[Data records]
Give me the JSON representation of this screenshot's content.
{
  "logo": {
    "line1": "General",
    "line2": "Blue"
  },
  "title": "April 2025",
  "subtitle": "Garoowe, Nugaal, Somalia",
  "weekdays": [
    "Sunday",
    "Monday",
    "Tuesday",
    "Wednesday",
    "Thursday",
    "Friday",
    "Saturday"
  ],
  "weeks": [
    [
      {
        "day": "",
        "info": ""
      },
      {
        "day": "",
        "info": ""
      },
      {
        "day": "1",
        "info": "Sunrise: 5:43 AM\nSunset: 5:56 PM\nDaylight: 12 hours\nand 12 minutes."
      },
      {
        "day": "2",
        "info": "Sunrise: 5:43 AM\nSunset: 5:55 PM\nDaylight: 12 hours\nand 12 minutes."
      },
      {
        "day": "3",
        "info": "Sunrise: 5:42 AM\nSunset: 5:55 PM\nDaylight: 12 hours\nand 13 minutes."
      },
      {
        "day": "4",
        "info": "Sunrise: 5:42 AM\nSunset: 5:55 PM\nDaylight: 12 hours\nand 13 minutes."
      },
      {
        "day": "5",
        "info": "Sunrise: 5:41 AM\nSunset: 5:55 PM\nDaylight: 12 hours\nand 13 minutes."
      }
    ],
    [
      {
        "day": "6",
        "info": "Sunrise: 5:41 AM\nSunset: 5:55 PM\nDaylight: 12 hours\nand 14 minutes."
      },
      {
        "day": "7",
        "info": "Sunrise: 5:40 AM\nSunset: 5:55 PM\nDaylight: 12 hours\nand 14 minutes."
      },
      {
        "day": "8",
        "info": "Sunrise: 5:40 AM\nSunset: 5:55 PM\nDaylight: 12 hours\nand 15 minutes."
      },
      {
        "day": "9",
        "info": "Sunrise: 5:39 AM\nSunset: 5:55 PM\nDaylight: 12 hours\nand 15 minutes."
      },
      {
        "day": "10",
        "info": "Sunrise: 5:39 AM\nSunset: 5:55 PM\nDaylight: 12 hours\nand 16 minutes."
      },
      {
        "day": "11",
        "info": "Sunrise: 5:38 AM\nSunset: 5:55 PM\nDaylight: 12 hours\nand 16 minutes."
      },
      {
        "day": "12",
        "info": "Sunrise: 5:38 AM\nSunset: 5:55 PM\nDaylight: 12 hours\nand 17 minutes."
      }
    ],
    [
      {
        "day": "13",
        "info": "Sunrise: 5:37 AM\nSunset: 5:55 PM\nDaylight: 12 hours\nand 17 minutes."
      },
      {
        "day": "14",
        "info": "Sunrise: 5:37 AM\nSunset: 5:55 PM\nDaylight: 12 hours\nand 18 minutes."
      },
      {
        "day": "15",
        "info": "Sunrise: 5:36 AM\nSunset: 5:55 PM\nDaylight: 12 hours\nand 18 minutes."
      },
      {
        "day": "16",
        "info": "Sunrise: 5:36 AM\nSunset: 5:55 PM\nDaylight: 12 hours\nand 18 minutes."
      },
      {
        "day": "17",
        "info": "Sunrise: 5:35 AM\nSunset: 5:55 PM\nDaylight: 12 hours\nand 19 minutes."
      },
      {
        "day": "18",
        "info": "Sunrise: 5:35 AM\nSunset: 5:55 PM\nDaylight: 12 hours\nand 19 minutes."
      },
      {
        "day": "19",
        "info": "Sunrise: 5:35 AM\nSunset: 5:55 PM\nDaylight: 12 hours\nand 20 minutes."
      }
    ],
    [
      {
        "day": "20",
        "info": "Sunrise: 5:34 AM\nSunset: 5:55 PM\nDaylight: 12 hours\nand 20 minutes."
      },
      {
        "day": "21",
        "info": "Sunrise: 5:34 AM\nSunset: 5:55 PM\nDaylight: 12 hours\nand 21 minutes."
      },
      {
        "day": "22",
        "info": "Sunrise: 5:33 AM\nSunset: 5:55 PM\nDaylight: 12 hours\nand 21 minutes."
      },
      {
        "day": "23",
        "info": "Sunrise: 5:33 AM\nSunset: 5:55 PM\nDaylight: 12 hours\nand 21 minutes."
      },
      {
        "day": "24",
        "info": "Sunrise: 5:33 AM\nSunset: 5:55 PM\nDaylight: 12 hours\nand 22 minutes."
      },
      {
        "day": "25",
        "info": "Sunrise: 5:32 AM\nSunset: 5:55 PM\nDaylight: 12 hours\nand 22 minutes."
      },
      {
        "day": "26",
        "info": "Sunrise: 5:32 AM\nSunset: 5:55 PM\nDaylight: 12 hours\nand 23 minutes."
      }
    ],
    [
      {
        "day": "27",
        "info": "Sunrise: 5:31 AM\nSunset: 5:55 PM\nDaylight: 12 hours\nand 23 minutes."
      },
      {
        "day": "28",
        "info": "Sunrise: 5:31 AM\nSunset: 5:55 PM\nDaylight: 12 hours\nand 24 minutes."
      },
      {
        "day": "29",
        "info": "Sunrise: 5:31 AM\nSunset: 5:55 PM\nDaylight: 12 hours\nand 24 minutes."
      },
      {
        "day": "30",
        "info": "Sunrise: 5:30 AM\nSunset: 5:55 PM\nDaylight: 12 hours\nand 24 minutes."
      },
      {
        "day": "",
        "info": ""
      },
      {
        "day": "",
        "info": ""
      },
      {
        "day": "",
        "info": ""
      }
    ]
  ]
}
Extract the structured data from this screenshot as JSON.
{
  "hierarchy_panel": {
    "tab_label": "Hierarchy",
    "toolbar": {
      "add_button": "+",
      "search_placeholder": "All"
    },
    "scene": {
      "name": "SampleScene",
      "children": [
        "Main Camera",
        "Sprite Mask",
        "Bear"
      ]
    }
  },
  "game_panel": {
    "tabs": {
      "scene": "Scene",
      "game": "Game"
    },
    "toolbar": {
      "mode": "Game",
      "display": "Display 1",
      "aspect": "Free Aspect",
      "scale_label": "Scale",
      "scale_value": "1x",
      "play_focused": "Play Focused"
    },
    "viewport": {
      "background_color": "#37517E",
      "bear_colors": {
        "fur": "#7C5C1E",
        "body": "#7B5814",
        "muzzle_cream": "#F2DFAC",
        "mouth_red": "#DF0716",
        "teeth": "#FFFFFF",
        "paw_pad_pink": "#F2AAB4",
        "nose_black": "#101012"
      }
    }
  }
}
...
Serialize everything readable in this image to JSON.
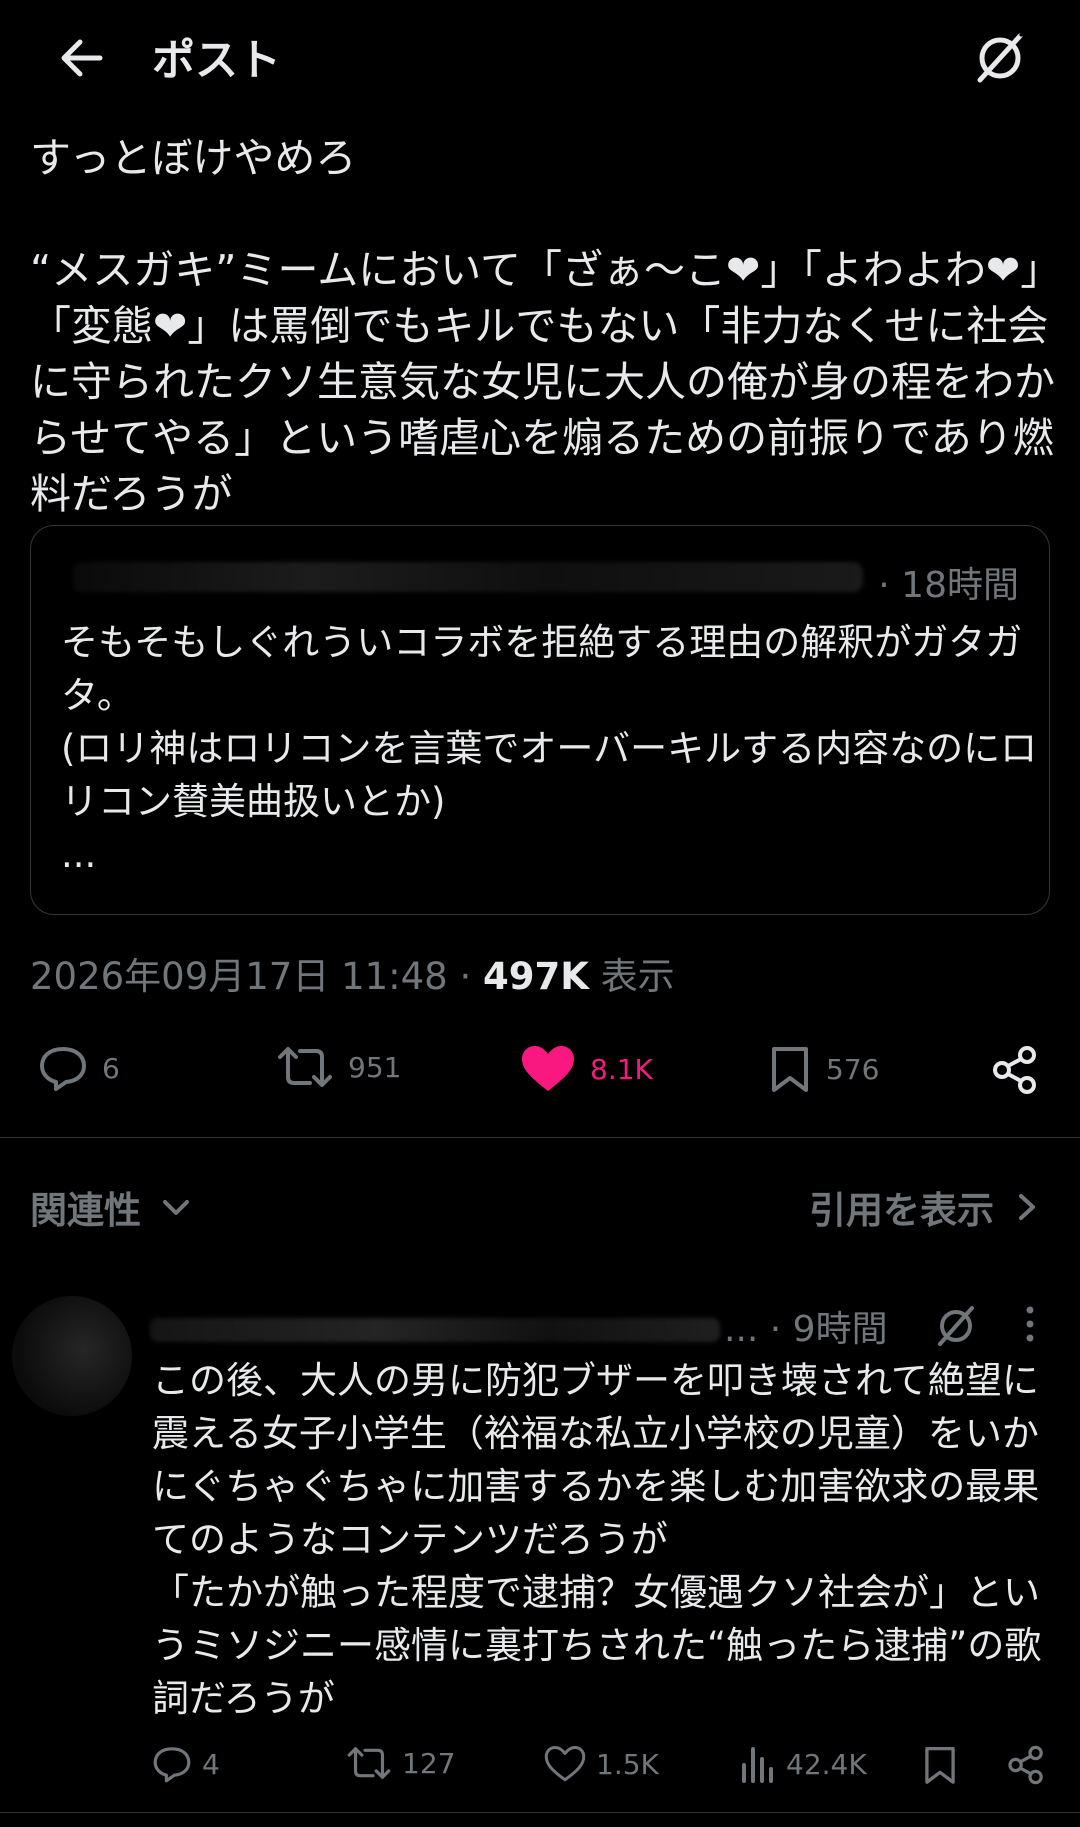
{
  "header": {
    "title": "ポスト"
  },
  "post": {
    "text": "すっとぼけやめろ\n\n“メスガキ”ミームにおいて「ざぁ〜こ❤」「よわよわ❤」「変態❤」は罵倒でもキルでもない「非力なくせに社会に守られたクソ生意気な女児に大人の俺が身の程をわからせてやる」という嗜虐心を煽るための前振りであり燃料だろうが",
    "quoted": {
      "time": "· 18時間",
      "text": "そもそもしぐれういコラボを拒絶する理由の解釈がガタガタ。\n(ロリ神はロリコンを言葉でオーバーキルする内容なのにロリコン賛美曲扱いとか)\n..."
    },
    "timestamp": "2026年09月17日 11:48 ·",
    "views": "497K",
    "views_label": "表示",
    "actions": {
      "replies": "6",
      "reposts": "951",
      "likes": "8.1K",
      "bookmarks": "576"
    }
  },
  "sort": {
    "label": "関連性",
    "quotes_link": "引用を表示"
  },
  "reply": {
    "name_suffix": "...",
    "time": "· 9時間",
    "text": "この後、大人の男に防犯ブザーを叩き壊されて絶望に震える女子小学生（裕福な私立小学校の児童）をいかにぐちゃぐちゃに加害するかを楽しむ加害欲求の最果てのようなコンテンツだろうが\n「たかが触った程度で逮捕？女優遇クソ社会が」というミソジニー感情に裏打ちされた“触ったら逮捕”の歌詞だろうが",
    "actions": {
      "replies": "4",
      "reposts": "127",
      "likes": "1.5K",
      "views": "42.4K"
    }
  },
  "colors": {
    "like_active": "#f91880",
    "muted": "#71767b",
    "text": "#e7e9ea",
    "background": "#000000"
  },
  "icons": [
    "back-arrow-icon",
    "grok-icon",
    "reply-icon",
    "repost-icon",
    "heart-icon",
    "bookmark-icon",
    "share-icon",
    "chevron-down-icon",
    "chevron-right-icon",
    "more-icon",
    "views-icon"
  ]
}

What this task involves
How many lines in the listing above contain "chevron"? Answer with the number alone.

Full answer
2